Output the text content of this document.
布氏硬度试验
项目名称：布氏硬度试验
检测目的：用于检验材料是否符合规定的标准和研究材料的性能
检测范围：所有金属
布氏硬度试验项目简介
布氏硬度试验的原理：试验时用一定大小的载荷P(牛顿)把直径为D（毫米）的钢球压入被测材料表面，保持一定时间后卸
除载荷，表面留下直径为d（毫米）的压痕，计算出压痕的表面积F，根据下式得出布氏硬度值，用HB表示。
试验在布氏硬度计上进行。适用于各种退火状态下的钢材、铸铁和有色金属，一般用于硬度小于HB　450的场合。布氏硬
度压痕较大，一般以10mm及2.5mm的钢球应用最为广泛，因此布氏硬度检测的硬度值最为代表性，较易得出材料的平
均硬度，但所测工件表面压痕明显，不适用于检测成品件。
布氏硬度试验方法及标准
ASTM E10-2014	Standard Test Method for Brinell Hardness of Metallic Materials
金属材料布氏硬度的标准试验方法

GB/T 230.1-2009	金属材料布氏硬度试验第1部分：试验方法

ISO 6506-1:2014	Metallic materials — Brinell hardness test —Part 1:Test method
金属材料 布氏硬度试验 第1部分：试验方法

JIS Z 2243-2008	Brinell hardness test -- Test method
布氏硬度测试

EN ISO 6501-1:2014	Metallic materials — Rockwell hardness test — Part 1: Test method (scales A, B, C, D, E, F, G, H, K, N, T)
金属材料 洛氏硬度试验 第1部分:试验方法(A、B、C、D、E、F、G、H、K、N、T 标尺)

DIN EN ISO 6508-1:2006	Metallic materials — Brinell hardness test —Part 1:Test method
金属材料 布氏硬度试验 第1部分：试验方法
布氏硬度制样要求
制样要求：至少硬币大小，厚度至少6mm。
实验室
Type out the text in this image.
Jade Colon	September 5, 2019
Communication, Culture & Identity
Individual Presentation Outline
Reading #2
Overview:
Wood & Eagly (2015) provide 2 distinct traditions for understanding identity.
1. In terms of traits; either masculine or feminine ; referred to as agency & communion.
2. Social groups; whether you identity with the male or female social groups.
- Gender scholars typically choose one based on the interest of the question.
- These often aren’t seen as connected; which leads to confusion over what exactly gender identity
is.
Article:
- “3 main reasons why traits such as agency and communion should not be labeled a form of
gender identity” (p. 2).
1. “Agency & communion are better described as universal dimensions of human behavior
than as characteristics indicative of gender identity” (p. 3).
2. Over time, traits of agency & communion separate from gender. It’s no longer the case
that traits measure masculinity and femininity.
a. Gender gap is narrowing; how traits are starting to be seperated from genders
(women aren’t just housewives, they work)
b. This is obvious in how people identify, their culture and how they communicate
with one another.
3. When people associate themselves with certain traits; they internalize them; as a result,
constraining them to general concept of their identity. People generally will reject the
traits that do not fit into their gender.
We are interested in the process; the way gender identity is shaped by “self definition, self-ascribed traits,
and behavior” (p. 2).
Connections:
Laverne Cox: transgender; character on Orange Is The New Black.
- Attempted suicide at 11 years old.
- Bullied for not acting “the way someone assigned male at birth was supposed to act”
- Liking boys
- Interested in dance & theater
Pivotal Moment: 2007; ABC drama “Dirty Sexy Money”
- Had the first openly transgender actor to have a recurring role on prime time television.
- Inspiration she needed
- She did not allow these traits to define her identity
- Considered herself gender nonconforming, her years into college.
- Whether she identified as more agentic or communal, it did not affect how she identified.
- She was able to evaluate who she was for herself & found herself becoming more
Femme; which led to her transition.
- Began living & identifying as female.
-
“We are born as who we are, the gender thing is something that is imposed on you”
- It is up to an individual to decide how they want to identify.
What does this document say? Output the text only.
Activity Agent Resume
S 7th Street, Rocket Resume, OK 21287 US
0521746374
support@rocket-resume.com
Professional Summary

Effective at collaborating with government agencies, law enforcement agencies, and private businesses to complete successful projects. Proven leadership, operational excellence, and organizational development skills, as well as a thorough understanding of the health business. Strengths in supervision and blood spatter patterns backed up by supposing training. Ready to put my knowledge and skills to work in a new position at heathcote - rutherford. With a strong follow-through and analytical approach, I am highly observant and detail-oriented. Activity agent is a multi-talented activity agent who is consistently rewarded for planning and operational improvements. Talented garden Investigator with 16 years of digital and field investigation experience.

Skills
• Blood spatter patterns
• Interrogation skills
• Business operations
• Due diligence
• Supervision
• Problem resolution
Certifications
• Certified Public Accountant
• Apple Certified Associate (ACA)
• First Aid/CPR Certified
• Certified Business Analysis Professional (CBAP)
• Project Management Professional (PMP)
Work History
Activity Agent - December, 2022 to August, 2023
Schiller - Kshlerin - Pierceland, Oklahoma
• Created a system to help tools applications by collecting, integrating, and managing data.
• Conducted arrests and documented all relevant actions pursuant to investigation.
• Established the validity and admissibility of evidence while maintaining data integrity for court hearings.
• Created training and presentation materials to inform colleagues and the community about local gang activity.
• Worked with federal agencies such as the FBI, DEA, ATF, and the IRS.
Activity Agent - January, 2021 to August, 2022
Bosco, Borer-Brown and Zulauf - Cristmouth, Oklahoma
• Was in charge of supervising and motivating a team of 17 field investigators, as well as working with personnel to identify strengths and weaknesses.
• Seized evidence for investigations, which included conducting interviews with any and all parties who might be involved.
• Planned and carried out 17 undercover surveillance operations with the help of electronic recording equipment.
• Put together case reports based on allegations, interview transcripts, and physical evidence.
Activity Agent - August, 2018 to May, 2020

YOUR INSTRUCTIONS » Please output every record, keeping each line exact.

THE SOLUTION »
Output the text content of this document.
布氏硬度试验
项目名称：布氏硬度试验
检测目的：用于检验材料是否符合规定的标准和研究材料的性能
检测范围：所有金属
布氏硬度试验项目简介
布氏硬度试验的原理：试验时用一定大小的载荷P(牛顿)把直径为D（毫米）的钢球压入被测材料表面，保持一定时间后卸
除载荷，表面留下直径为d（毫米）的压痕，计算出压痕的表面积F，根据下式得出布氏硬度值，用HB表示。
试验在布氏硬度计上进行。适用于各种退火状态下的钢材、铸铁和有色金属，一般用于硬度小于HB　450的场合。布氏硬
度压痕较大，一般以10mm及2.5mm的钢球应用最为广泛，因此布氏硬度检测的硬度值最为代表性，较易得出材料的平
均硬度，但所测工件表面压痕明显，不适用于检测成品件。
布氏硬度试验方法及标准
ASTM E10-2014	Standard Test Method for Brinell Hardness of Metallic Materials
金属材料布氏硬度的标准试验方法

GB/T 230.1-2009	金属材料布氏硬度试验第1部分：试验方法

ISO 6506-1:2014	Metallic materials — Brinell hardness test —Part 1:Test method
金属材料 布氏硬度试验 第1部分：试验方法

JIS Z 2243-2008	Brinell hardness test -- Test method
布氏硬度测试

EN ISO 6501-1:2014	Metallic materials — Rockwell hardness test — Part 1: Test method (scales A, B, C, D, E, F, G, H, K, N, T)
金属材料 洛氏硬度试验 第1部分:试验方法(A、B、C、D、E、F、G、H、K、N、T 标尺)

DIN EN ISO 6508-1:2006	Metallic materials — Brinell hardness test —Part 1:Test method
金属材料 布氏硬度试验 第1部分：试验方法
布氏硬度制样要求
制样要求：至少硬币大小，厚度至少6mm。
实验室
Type out the text in this image.
Jade Colon	September 5, 2019
Communication, Culture & Identity
Individual Presentation Outline
Reading #2
Overview:
Wood & Eagly (2015) provide 2 distinct traditions for understanding identity.
1. In terms of traits; either masculine or feminine ; referred to as agency & communion.
2. Social groups; whether you identity with the male or female social groups.
- Gender scholars typically choose one based on the interest of the question.
- These often aren’t seen as connected; which leads to confusion over what exactly gender identity
is.
Article:
- “3 main reasons why traits such as agency and communion should not be labeled a form of
gender identity” (p. 2).
1. “Agency & communion are better described as universal dimensions of human behavior
than as characteristics indicative of gender identity” (p. 3).
2. Over time, traits of agency & communion separate from gender. It’s no longer the case
that traits measure masculinity and femininity.
a. Gender gap is narrowing; how traits are starting to be seperated from genders
(women aren’t just housewives, they work)
b. This is obvious in how people identify, their culture and how they communicate
with one another.
3. When people associate themselves with certain traits; they internalize them; as a result,
constraining them to general concept of their identity. People generally will reject the
traits that do not fit into their gender.
We are interested in the process; the way gender identity is shaped by “self definition, self-ascribed traits,
and behavior” (p. 2).
Connections:
Laverne Cox: transgender; character on Orange Is The New Black.
- Attempted suicide at 11 years old.
- Bullied for not acting “the way someone assigned male at birth was supposed to act”
- Liking boys
- Interested in dance & theater
Pivotal Moment: 2007; ABC drama “Dirty Sexy Money”
- Had the first openly transgender actor to have a recurring role on prime time television.
- Inspiration she needed
- She did not allow these traits to define her identity
- Considered herself gender nonconforming, her years into college.
- Whether she identified as more agentic or communal, it did not affect how she identified.
- She was able to evaluate who she was for herself & found herself becoming more
Femme; which led to her transition.
- Began living & identifying as female.
-
“We are born as who we are, the gender thing is something that is imposed on you”
- It is up to an individual to decide how they want to identify.
What does this document say? Output the text only.
Activity Agent Resume
S 7th Street, Rocket Resume, OK 21287 US
0521746374
support@rocket-resume.com
Professional Summary

Effective at collaborating with government agencies, law enforcement agencies, and private businesses to complete successful projects. Proven leadership, operational excellence, and organizational development skills, as well as a thorough understanding of the health business. Strengths in supervision and blood spatter patterns backed up by supposing training. Ready to put my knowledge and skills to work in a new position at heathcote - rutherford. With a strong follow-through and analytical approach, I am highly observant and detail-oriented. Activity agent is a multi-talented activity agent who is consistently rewarded for planning and operational improvements. Talented garden Investigator with 16 years of digital and field investigation experience.

Skills
• Blood spatter patterns
• Interrogation skills
• Business operations
• Due diligence
• Supervision
• Problem resolution
Certifications
• Certified Public Accountant
• Apple Certified Associate (ACA)
• First Aid/CPR Certified
• Certified Business Analysis Professional (CBAP)
• Project Management Professional (PMP)
Work History
Activity Agent - December, 2022 to August, 2023
Schiller - Kshlerin - Pierceland, Oklahoma
• Created a system to help tools applications by collecting, integrating, and managing data.
• Conducted arrests and documented all relevant actions pursuant to investigation.
• Established the validity and admissibility of evidence while maintaining data integrity for court hearings.
• Created training and presentation materials to inform colleagues and the community about local gang activity.
• Worked with federal agencies such as the FBI, DEA, ATF, and the IRS.
Activity Agent - January, 2021 to August, 2022
Bosco, Borer-Brown and Zulauf - Cristmouth, Oklahoma
• Was in charge of supervising and motivating a team of 17 field investigators, as well as working with personnel to identify strengths and weaknesses.
• Seized evidence for investigations, which included conducting interviews with any and all parties who might be involved.
• Planned and carried out 17 undercover surveillance operations with the help of electronic recording equipment.
• Put together case reports based on allegations, interview transcripts, and physical evidence.
Activity Agent - August, 2018 to May, 2020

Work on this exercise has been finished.